** Problem requirements **
Transcribe the full listing exactly, and drop every picture.

** Data records **
►
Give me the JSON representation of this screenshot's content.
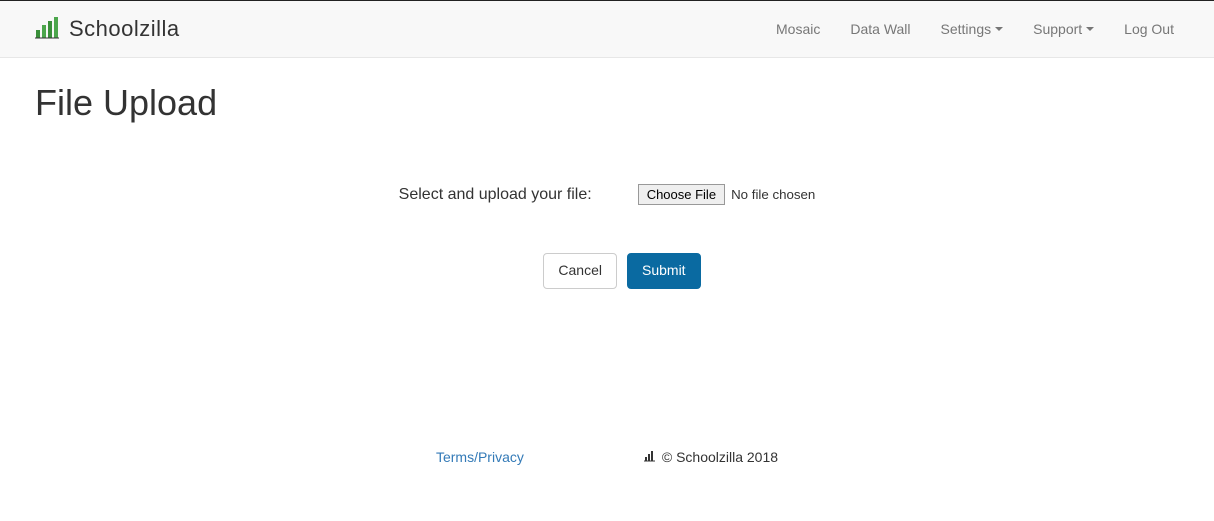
{
  "brand": {
    "name": "Schoolzilla"
  },
  "nav": {
    "mosaic": "Mosaic",
    "datawall": "Data Wall",
    "settings": "Settings",
    "support": "Support",
    "logout": "Log Out"
  },
  "page": {
    "title": "File Upload"
  },
  "form": {
    "label": "Select and upload your file:",
    "chooseFile": "Choose File",
    "noFile": "No file chosen",
    "cancel": "Cancel",
    "submit": "Submit"
  },
  "footer": {
    "terms": "Terms",
    "privacy": "Privacy",
    "separator": "/",
    "copyright": "© Schoolzilla 2018"
  }
}
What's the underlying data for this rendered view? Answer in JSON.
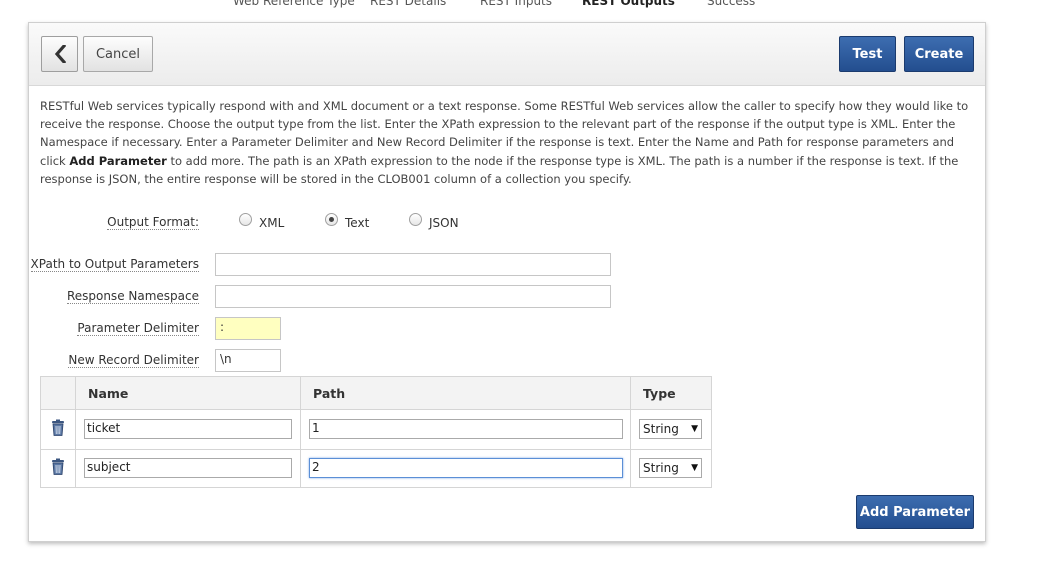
{
  "wizard_steps": [
    {
      "label": "Web Reference Type",
      "active": false
    },
    {
      "label": "REST Details",
      "active": false
    },
    {
      "label": "REST Inputs",
      "active": false
    },
    {
      "label": "REST Outputs",
      "active": true
    },
    {
      "label": "Success",
      "active": false
    }
  ],
  "toolbar": {
    "back_icon": "chevron-left-icon",
    "cancel_label": "Cancel",
    "test_label": "Test",
    "create_label": "Create"
  },
  "description": {
    "part1": "RESTful Web services typically respond with and XML document or a text response. Some RESTful Web services allow the caller to specify how they would like to receive the response. Choose the output type from the list. Enter the XPath expression to the relevant part of the response if the output type is XML. Enter the Namespace if necessary. Enter a Parameter Delimiter and New Record Delimiter if the response is text. Enter the Name and Path for response parameters and click ",
    "bold": "Add Parameter",
    "part2": " to add more. The path is an XPath expression to the node if the response type is XML. The path is a number if the response is text. If the response is JSON, the entire response will be stored in the CLOB001 column of a collection you specify."
  },
  "form": {
    "output_format_label": "Output Format:",
    "output_format_options": [
      "XML",
      "Text",
      "JSON"
    ],
    "output_format_selected": "Text",
    "xpath_label": "XPath to Output Parameters",
    "xpath_value": "",
    "namespace_label": "Response Namespace",
    "namespace_value": "",
    "param_delim_label": "Parameter Delimiter",
    "param_delim_value": ":",
    "record_delim_label": "New Record Delimiter",
    "record_delim_value": "\\n"
  },
  "params_table": {
    "columns": [
      "Name",
      "Path",
      "Type"
    ],
    "rows": [
      {
        "name": "ticket",
        "path": "1",
        "type": "String"
      },
      {
        "name": "subject",
        "path": "2",
        "type": "String"
      }
    ],
    "delete_icon": "trash-icon"
  },
  "add_parameter_label": "Add Parameter",
  "colors": {
    "accent": "#2a5597",
    "highlight_input": "#ffffc0"
  }
}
◄
** Output **
Give me the JSON representation of this screenshot's content.
{
  "brand": {
    "name": "Schoolzilla"
  },
  "nav": {
    "mosaic": "Mosaic",
    "datawall": "Data Wall",
    "settings": "Settings",
    "support": "Support",
    "logout": "Log Out"
  },
  "page": {
    "title": "File Upload"
  },
  "form": {
    "label": "Select and upload your file:",
    "chooseFile": "Choose File",
    "noFile": "No file chosen",
    "cancel": "Cancel",
    "submit": "Submit"
  },
  "footer": {
    "terms": "Terms",
    "privacy": "Privacy",
    "separator": "/",
    "copyright": "© Schoolzilla 2018"
  }
}
What's the underlying data for this rendered view? Answer in JSON.
{
  "wizard_steps": [
    {
      "label": "Web Reference Type",
      "active": false
    },
    {
      "label": "REST Details",
      "active": false
    },
    {
      "label": "REST Inputs",
      "active": false
    },
    {
      "label": "REST Outputs",
      "active": true
    },
    {
      "label": "Success",
      "active": false
    }
  ],
  "toolbar": {
    "back_icon": "chevron-left-icon",
    "cancel_label": "Cancel",
    "test_label": "Test",
    "create_label": "Create"
  },
  "description": {
    "part1": "RESTful Web services typically respond with and XML document or a text response. Some RESTful Web services allow the caller to specify how they would like to receive the response. Choose the output type from the list. Enter the XPath expression to the relevant part of the response if the output type is XML. Enter the Namespace if necessary. Enter a Parameter Delimiter and New Record Delimiter if the response is text. Enter the Name and Path for response parameters and click ",
    "bold": "Add Parameter",
    "part2": " to add more. The path is an XPath expression to the node if the response type is XML. The path is a number if the response is text. If the response is JSON, the entire response will be stored in the CLOB001 column of a collection you specify."
  },
  "form": {
    "output_format_label": "Output Format:",
    "output_format_options": [
      "XML",
      "Text",
      "JSON"
    ],
    "output_format_selected": "Text",
    "xpath_label": "XPath to Output Parameters",
    "xpath_value": "",
    "namespace_label": "Response Namespace",
    "namespace_value": "",
    "param_delim_label": "Parameter Delimiter",
    "param_delim_value": ":",
    "record_delim_label": "New Record Delimiter",
    "record_delim_value": "\\n"
  },
  "params_table": {
    "columns": [
      "Name",
      "Path",
      "Type"
    ],
    "rows": [
      {
        "name": "ticket",
        "path": "1",
        "type": "String"
      },
      {
        "name": "subject",
        "path": "2",
        "type": "String"
      }
    ],
    "delete_icon": "trash-icon"
  },
  "add_parameter_label": "Add Parameter",
  "colors": {
    "accent": "#2a5597",
    "highlight_input": "#ffffc0"
  }
}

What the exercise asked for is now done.